• [Stated task] Update the records from the first line up to and including the line with "square-f8[interactable]: ♝: [465, 14, 555, 104]", putting "black-pawn-icon" in place of "black-pawn-glyph" and leaving all else unchanged. Give only those lines.

• [Dataset entries]

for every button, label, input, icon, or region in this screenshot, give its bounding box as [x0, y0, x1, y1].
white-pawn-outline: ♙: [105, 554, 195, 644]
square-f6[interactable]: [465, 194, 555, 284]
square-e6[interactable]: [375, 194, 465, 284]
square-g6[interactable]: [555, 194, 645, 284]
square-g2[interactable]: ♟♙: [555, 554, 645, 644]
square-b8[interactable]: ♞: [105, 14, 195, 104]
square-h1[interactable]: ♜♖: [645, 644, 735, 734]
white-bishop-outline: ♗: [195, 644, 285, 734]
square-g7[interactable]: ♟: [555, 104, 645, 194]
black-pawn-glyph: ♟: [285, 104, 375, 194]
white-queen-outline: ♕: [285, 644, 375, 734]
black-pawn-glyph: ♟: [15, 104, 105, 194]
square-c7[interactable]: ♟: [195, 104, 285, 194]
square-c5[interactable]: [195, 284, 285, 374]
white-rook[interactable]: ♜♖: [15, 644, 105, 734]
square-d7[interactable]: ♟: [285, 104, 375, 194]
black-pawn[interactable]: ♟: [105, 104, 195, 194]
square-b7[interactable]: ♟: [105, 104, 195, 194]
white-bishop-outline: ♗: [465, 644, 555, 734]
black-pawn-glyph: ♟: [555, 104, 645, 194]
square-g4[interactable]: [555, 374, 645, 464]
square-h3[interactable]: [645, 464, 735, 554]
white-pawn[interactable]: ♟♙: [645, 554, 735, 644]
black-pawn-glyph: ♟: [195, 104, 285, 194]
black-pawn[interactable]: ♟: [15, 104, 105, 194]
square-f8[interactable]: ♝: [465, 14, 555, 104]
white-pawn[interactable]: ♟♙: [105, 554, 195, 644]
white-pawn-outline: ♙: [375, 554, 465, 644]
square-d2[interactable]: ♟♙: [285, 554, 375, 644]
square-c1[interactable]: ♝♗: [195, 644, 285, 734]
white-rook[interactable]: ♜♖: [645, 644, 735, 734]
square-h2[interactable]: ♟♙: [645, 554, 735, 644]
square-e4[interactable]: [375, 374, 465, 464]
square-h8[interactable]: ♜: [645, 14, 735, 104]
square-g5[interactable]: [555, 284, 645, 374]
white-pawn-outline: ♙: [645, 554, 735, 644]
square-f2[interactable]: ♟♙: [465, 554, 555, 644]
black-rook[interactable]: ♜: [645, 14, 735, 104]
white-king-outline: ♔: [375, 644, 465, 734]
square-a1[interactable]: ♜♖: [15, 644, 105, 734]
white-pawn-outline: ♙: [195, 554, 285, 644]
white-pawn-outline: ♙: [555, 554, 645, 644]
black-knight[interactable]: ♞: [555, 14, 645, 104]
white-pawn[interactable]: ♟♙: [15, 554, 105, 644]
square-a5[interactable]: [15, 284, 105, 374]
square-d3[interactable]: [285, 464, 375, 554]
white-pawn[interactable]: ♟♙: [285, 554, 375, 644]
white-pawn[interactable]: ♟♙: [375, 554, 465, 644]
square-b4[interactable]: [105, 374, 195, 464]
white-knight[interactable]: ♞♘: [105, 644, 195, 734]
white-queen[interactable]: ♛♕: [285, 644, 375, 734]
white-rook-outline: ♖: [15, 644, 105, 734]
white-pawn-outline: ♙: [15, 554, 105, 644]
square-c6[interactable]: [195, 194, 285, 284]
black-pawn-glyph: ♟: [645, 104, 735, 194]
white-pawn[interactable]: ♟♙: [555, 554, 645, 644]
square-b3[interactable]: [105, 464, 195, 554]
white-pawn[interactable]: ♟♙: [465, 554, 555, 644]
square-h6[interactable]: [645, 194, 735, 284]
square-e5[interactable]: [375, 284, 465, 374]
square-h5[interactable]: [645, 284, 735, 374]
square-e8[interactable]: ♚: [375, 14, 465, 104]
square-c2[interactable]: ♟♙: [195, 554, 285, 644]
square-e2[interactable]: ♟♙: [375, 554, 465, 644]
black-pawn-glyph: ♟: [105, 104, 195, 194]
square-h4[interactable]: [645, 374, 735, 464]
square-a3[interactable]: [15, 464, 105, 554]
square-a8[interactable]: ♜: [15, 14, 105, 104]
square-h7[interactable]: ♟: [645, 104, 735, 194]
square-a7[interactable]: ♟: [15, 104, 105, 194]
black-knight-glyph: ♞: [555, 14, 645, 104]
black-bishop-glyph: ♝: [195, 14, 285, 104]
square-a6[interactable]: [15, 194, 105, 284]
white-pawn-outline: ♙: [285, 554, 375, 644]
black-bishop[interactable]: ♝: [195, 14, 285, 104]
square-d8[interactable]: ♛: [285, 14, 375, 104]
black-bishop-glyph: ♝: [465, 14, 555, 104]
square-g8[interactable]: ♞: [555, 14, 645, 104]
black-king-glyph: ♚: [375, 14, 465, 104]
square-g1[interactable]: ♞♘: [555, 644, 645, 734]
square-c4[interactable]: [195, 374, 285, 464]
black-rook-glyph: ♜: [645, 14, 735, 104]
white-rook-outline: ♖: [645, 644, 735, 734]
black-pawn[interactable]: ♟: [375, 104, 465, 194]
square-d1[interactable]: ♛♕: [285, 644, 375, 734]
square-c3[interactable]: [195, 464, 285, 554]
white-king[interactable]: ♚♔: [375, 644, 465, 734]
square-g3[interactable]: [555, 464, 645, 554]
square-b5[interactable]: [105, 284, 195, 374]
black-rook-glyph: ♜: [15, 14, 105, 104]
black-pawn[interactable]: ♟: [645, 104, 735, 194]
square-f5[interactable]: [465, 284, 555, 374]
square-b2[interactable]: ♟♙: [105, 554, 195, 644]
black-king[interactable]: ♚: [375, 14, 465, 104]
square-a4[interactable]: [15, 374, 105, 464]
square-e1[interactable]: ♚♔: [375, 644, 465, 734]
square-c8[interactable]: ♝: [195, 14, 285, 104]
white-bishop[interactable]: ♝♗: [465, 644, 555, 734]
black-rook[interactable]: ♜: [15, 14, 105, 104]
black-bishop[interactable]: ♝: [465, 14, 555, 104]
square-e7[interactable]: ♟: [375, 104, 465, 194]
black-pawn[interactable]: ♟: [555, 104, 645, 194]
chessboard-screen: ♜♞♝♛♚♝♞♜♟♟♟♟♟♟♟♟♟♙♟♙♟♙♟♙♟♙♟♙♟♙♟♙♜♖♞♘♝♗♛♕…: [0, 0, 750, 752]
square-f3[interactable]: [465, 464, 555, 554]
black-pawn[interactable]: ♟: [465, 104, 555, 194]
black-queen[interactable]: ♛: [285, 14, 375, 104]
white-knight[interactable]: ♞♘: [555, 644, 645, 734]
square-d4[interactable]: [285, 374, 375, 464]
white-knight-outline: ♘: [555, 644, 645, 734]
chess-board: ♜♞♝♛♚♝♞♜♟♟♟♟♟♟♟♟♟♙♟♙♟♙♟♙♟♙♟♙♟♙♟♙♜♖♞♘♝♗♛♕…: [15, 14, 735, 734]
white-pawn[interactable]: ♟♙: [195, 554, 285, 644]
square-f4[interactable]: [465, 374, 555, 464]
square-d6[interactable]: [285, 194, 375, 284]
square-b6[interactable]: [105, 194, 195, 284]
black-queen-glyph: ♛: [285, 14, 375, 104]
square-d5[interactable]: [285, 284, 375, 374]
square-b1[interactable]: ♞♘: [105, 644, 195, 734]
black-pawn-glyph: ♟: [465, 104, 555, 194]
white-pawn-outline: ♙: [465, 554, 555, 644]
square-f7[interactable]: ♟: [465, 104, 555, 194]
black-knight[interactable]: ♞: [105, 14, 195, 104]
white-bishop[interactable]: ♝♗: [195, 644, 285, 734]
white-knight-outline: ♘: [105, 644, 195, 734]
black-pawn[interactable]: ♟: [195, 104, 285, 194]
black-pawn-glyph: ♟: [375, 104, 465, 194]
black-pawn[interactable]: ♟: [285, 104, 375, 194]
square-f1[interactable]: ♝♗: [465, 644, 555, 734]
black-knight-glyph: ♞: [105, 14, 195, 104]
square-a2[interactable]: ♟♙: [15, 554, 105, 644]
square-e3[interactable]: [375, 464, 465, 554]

• [Exercise response]
for every button, label, input, icon, or region in this screenshot, give its bounding box as [x0, y0, x1, y1].
white-pawn-outline: ♙: [105, 554, 195, 644]
square-f6[interactable]: [465, 194, 555, 284]
square-e6[interactable]: [375, 194, 465, 284]
square-g6[interactable]: [555, 194, 645, 284]
square-g2[interactable]: ♟♙: [555, 554, 645, 644]
square-b8[interactable]: ♞: [105, 14, 195, 104]
square-h1[interactable]: ♜♖: [645, 644, 735, 734]
white-bishop-outline: ♗: [195, 644, 285, 734]
square-g7[interactable]: ♟: [555, 104, 645, 194]
black-pawn-icon: ♟: [285, 104, 375, 194]
white-queen-outline: ♕: [285, 644, 375, 734]
black-pawn-icon: ♟: [15, 104, 105, 194]
square-c7[interactable]: ♟: [195, 104, 285, 194]
square-c5[interactable]: [195, 284, 285, 374]
white-rook[interactable]: ♜♖: [15, 644, 105, 734]
square-d7[interactable]: ♟: [285, 104, 375, 194]
black-pawn[interactable]: ♟: [105, 104, 195, 194]
square-b7[interactable]: ♟: [105, 104, 195, 194]
white-bishop-outline: ♗: [465, 644, 555, 734]
black-pawn-icon: ♟: [555, 104, 645, 194]
square-g4[interactable]: [555, 374, 645, 464]
square-h3[interactable]: [645, 464, 735, 554]
white-pawn[interactable]: ♟♙: [645, 554, 735, 644]
black-pawn-icon: ♟: [195, 104, 285, 194]
black-pawn[interactable]: ♟: [15, 104, 105, 194]
square-f8[interactable]: ♝: [465, 14, 555, 104]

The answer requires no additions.